▶ **TRAVAIL DEMANDÉ**: Poursuivez le récit de tournage du documentaire sur le bocage du pays de Bray, présenté ci-dessous, en reprenant après sa dernière phrase.

▶ **TEXTE PRÉSENTÉ**:
******

Je viens d'ouvrir une nouvelle catégorie d'articles : petites histoires de tournage. J'ai l'intention d'y relater mes impressions de scénariste de documentaire, et puis ce sera une trace du travail de Clopin.

 

D'autant que, comme à chaque fois que l'on fait un pas de côté, qu'on pousse, même légèrement, le quotidien, les surprises, bonnes ou mauvaises, sont au rendez-vous. Ce matin, tenez. Qui aurait cru qu'un documentaire comme "des racines et des haies", sous-titré "préserver le bocage du pays de Bray" (mais cela va changer, le sous-titre sera sans doute, désormais "histoire d'une prise de conscience collective") allait me mener à... Proust ? Certes, je suis en ce moment plongée dans la relecture de la Recherche, et donc, à la table du petit déjeuner, mon tome de la pléïade est posé grand ouvert. Mais de là à lire à voix haute...

 

Donc, récit !

 

Hier après-midi, Clopin et moi sommes allés fouiner aux archives départementales de Rouen. En effet, dans le tournage du documentaire, il est prévu d'enchaîner des prises de vue aériennes (du haut... d'une montgolfière !) par un "zoom" sur une carte, un plan, un terrier... représentant le bocage brayon du 18è siècle.

******

▶ **Enregistrements issus d'un jeu de données**:
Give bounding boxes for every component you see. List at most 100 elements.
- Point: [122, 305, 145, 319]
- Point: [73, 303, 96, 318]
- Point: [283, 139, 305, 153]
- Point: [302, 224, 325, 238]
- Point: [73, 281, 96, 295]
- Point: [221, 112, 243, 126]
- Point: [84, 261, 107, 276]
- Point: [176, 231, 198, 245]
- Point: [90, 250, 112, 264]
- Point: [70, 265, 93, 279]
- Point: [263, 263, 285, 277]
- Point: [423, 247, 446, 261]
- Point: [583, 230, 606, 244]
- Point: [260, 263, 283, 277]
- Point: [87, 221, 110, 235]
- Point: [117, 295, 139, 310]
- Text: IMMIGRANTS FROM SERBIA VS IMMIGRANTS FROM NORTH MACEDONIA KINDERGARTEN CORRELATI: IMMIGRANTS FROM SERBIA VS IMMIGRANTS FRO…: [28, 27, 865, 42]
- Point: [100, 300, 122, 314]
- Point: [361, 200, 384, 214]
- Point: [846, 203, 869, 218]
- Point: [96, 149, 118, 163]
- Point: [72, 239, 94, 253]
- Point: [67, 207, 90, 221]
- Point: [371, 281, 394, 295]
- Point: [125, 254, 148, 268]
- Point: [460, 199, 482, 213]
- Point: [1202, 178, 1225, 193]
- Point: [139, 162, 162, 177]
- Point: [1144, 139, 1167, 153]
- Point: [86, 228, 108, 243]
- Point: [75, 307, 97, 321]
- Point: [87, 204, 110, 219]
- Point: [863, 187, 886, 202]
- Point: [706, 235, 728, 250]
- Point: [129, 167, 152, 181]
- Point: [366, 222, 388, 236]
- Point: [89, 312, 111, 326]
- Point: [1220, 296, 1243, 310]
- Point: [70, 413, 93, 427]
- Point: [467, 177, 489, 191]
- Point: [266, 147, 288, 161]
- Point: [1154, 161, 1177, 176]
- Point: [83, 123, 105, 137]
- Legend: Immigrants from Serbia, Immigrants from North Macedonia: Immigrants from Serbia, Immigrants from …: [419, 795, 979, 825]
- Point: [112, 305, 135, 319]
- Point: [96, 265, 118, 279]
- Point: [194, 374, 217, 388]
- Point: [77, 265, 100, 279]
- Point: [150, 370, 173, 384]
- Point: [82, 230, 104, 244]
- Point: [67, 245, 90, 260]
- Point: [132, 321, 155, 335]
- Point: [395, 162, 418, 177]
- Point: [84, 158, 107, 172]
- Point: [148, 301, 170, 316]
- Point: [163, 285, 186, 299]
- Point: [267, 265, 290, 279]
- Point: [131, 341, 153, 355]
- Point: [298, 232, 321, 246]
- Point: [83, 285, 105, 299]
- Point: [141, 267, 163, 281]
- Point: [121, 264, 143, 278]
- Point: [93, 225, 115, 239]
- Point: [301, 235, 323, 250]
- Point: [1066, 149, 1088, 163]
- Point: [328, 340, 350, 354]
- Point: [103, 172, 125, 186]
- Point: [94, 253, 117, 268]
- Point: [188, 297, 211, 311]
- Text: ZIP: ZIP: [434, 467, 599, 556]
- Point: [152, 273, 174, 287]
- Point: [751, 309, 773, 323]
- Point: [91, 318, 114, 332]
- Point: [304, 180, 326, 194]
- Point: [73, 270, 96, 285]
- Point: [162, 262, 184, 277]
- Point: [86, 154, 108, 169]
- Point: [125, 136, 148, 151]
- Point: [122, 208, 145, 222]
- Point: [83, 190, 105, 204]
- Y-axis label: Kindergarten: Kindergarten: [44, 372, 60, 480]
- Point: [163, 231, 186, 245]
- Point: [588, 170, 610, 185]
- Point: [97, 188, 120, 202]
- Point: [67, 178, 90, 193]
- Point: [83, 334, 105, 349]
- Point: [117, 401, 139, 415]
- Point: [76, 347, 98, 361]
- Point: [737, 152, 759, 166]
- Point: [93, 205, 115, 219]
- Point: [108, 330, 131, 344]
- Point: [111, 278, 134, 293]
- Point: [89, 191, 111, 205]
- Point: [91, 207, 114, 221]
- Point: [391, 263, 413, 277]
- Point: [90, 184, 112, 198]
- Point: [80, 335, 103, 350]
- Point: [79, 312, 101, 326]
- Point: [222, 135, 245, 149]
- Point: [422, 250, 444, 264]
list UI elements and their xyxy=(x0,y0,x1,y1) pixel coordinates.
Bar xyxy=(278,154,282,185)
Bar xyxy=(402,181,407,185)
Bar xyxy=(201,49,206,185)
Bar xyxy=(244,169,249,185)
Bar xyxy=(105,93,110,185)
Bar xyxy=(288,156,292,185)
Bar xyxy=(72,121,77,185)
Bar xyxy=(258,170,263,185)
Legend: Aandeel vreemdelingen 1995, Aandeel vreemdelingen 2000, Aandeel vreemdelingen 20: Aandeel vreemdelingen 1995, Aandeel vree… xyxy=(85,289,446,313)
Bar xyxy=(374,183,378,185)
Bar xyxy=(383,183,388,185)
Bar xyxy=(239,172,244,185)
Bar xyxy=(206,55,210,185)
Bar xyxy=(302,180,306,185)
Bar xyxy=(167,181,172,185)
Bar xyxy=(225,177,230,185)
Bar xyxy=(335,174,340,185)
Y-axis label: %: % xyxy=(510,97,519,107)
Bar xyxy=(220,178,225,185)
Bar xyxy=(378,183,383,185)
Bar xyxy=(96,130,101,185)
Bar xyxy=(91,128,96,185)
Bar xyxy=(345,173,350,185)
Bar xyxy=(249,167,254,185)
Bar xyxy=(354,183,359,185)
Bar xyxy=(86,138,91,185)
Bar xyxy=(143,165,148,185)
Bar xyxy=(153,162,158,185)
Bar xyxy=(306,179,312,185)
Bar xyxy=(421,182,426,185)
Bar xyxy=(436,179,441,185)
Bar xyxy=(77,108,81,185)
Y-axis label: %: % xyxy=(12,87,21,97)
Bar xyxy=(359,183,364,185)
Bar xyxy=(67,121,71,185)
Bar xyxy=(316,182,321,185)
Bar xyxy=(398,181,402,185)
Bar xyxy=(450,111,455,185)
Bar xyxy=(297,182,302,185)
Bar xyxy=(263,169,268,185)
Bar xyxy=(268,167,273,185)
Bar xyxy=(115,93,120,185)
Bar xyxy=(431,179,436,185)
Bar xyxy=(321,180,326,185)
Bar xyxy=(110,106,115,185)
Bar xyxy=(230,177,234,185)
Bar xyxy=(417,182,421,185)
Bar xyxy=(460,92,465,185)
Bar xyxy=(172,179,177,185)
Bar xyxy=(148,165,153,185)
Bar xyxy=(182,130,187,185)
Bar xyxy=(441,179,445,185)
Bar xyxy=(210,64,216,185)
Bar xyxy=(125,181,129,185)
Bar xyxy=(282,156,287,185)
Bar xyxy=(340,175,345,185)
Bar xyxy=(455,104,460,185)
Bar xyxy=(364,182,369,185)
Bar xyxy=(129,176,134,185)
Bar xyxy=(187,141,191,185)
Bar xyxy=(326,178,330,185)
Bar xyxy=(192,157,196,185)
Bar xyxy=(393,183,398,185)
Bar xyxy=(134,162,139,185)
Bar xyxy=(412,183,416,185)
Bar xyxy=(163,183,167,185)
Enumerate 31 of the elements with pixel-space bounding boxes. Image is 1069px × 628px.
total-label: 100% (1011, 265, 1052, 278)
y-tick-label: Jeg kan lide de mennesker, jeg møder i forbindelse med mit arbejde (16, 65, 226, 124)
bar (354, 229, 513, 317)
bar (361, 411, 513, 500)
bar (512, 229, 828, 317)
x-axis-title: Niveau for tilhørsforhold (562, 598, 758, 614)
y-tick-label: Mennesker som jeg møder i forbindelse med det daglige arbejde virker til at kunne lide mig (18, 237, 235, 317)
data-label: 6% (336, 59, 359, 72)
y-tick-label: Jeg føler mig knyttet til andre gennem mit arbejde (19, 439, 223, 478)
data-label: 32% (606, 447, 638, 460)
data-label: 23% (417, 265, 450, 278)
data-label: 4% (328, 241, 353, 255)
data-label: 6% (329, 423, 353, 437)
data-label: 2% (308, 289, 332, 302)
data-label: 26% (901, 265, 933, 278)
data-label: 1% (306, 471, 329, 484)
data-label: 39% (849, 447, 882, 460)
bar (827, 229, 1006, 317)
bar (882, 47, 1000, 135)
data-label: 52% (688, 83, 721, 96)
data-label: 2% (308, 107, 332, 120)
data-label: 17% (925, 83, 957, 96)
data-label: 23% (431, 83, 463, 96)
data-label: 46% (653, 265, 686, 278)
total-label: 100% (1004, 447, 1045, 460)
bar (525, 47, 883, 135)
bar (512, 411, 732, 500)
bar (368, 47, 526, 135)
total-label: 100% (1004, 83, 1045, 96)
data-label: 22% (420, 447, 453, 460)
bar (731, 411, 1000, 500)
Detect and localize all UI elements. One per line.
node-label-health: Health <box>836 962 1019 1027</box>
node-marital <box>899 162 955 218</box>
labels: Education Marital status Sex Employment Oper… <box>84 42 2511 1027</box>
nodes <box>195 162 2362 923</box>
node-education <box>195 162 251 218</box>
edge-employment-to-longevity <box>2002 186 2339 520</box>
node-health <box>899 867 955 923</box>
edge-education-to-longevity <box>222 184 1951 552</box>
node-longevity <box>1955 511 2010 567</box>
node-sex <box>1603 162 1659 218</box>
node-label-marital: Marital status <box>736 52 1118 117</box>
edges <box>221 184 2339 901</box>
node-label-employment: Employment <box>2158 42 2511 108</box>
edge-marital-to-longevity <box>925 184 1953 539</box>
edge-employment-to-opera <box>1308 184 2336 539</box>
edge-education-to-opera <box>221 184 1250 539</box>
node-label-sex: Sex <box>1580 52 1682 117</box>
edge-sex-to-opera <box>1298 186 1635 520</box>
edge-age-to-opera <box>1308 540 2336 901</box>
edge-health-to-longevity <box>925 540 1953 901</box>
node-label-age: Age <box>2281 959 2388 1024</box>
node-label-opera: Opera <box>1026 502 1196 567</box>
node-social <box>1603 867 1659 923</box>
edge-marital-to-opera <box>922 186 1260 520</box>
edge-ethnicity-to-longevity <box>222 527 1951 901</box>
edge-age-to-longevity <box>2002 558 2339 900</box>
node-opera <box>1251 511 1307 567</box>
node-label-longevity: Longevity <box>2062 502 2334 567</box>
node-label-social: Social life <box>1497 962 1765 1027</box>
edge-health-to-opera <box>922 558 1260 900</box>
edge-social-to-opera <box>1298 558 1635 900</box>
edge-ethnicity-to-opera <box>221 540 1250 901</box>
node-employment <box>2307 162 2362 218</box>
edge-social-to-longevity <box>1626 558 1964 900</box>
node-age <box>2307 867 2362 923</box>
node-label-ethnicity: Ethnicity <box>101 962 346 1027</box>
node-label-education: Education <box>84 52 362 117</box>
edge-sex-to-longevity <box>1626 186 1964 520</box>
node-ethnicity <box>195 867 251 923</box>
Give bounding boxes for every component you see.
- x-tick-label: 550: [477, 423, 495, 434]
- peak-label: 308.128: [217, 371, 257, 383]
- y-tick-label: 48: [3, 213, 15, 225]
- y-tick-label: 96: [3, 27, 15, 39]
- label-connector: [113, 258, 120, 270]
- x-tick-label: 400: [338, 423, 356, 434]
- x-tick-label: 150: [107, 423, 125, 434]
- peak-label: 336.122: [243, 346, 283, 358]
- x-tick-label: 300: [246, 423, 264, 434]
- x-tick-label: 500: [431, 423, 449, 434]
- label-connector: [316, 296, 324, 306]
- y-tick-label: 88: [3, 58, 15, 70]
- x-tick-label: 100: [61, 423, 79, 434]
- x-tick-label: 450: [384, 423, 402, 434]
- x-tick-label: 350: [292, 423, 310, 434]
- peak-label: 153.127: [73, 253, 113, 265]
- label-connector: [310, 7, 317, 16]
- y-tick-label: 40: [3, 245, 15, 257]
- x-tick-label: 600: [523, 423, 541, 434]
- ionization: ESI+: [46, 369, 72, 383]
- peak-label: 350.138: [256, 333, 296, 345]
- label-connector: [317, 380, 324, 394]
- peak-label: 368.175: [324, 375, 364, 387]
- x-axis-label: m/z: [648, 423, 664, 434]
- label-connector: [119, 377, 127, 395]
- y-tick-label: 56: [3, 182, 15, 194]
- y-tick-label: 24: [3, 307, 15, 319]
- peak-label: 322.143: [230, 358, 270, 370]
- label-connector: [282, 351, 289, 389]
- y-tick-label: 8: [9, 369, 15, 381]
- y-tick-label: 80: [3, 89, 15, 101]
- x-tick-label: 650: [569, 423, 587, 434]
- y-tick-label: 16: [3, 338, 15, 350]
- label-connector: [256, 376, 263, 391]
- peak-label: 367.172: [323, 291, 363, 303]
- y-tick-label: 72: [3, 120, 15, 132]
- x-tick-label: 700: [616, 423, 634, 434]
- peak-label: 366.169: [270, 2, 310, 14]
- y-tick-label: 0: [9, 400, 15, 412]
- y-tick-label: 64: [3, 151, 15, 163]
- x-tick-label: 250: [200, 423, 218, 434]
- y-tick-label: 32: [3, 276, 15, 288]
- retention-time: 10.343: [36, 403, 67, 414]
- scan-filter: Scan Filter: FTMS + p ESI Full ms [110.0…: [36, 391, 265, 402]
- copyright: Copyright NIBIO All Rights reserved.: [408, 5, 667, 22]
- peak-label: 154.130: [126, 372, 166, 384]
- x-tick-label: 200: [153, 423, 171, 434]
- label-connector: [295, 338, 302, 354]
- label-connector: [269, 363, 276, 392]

******

▶ **RÉSULTAT ATTENDU**:
Nous avions été appâtés par le copain historien qui participe au film. En effet, ce dernier nous avait raconté que, dans le temps où il passait sa maîtrise d'histoire, il avait persuadé un vieux noble du Fossé, le baron de Bosmellet, de remettre aux Archvies, en fonds privé, une splendide série de documents, dont un plan en rouleau, si précis qu'il faisait la différence entre poiriers et pommiers, et qui était en couleur. Exactement ce dont nous avions besoin pour le film...


 

Hélas. Malgré les recherches les plus pointues de deux archivistes qui se sont dévoués pour nous toute l'après-midi, nous n'avons trouvé nulle trace de ce plan. Mais nous ne sommes pas repartis bredouilles : l'archiviste nous a permis de photographier (mauvaise photo, prise d'un téléphone portable, mais enfin utile pour présenter le tout à notre historien) quelques cartes et plans qui pourraient convenir. Le plus extraordinaire était sans conteste le terrier du fief de Morimont, dépendant de l'abbaye de Beaubec la Rosière, et qui est à lui seul une véritable oeuvre d'art...terrier1.jpg

 

terrier2.jpg

 

  (et Proust dans tout ça ? Et les genoux de chèvre ? Attendez donc, cela va venir, bon sang d'bois.)

 

Ce matin, toujours dans le cadre du tournage du film, visite de JMD. JMD est un grand gaillard, conseiller à la Chambre d'agriculture, qui, depuis 1996, fait signer des contrats aux agriculteurs - aide financière contre préservation du bocage, prise de conscience de l'importance de la relation entre la haie et l'élevage, bref, du bon boulot. Nous avons donc prévu de filmer une signature d'un contrat de ce type, et JMD a accepté de faire partie de l'aventure : il s'agissait de rédiger le courrier de demande d'autorisation de tournage.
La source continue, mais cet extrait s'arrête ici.